Instructions to follow: All of the data must be printed exactly; please include every line.

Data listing
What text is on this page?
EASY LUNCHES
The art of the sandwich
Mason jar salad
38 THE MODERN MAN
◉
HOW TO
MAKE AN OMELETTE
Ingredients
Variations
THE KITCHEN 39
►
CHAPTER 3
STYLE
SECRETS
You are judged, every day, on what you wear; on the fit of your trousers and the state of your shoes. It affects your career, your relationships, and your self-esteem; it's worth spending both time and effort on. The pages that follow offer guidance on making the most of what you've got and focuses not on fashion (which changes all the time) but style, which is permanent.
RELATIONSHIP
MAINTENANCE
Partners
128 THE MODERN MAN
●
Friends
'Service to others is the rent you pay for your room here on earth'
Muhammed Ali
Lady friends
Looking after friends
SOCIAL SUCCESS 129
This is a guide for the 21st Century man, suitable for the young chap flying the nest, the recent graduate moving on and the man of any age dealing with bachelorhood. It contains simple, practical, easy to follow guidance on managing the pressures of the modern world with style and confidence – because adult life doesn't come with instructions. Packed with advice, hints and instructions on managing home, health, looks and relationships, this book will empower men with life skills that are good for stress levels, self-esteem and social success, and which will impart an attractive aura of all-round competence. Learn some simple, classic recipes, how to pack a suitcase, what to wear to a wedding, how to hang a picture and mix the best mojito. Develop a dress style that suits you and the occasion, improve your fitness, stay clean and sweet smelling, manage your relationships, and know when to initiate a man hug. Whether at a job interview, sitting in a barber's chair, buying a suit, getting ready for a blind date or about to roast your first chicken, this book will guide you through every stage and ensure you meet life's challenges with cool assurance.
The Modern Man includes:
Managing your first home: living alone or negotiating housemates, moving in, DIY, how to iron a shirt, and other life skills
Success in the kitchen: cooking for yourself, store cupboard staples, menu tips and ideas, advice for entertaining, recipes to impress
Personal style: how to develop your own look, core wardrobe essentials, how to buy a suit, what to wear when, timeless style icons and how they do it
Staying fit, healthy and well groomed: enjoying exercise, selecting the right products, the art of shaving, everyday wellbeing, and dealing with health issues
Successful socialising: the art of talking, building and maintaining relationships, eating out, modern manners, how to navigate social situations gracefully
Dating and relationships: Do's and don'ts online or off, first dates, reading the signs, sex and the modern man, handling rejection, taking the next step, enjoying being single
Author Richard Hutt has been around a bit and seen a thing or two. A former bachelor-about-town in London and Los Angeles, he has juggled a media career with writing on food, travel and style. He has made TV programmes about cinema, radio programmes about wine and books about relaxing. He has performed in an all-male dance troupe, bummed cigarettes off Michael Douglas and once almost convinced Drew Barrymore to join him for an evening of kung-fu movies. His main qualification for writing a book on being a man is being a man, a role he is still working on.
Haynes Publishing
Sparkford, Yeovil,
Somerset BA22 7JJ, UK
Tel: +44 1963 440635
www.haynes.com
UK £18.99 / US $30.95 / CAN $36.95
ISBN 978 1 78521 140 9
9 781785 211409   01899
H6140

Task result:
What text is on this page?
EASY LUNCHES
The art of the sandwich
Mason jar salad
38 THE MODERN MAN
◉
HOW TO
MAKE AN OMELETTE
Ingredients
Variations
THE KITCHEN 39
►
CHAPTER 3
STYLE
SECRETS
You are judged, every day, on what you wear; on the fit of your trousers and the state of your shoes. It affects your career, your relationships, and your self-esteem; it's worth spending both time and effort on. The pages that follow offer guidance on making the most of what you've got and focuses not on fashion (which changes all the time) but style, which is permanent.
RELATIONSHIP
MAINTENANCE
Partners
128 THE MODERN MAN
●
Friends
'Service to others is the rent you pay for your room here on earth'
Muhammed Ali
Lady friends
Looking after friends
SOCIAL SUCCESS 129
This is a guide for the 21st Century man, suitable for the young chap flying the nest, the recent graduate moving on and the man of any age dealing with bachelorhood. It contains simple, practical, easy to follow guidance on managing the pressures of the modern world with style and confidence – because adult life doesn't come with instructions. Packed with advice, hints and instructions on managing home, health, looks and relationships, this book will empower men with life skills that are good for stress levels, self-esteem and social success, and which will impart an attractive aura of all-round competence. Learn some simple, classic recipes, how to pack a suitcase, what to wear to a wedding, how to hang a picture and mix the best mojito. Develop a dress style that suits you and the occasion, improve your fitness, stay clean and sweet smelling, manage your relationships, and know when to initiate a man hug. Whether at a job interview, sitting in a barber's chair, buying a suit, getting ready for a blind date or about to roast your first chicken, this book will guide you through every stage and ensure you meet life's challenges with cool assurance.
The Modern Man includes:
Managing your first home: living alone or negotiating housemates, moving in, DIY, how to iron a shirt, and other life skills
Success in the kitchen: cooking for yourself, store cupboard staples, menu tips and ideas, advice for entertaining, recipes to impress
Personal style: how to develop your own look, core wardrobe essentials, how to buy a suit, what to wear when, timeless style icons and how they do it
Staying fit, healthy and well groomed: enjoying exercise, selecting the right products, the art of shaving, everyday wellbeing, and dealing with health issues
Successful socialising: the art of talking, building and maintaining relationships, eating out, modern manners, how to navigate social situations gracefully
Dating and relationships: Do's and don'ts online or off, first dates, reading the signs, sex and the modern man, handling rejection, taking the next step, enjoying being single
Author Richard Hutt has been around a bit and seen a thing or two. A former bachelor-about-town in London and Los Angeles, he has juggled a media career with writing on food, travel and style. He has made TV programmes about cinema, radio programmes about wine and books about relaxing. He has performed in an all-male dance troupe, bummed cigarettes off Michael Douglas and once almost convinced Drew Barrymore to join him for an evening of kung-fu movies. His main qualification for writing a book on being a man is being a man, a role he is still working on.
Haynes Publishing
Sparkford, Yeovil,
Somerset BA22 7JJ, UK
Tel: +44 1963 440635
www.haynes.com
UK £18.99 / US $30.95 / CAN $36.95
ISBN 978 1 78521 140 9
9 781785 211409   01899
H6140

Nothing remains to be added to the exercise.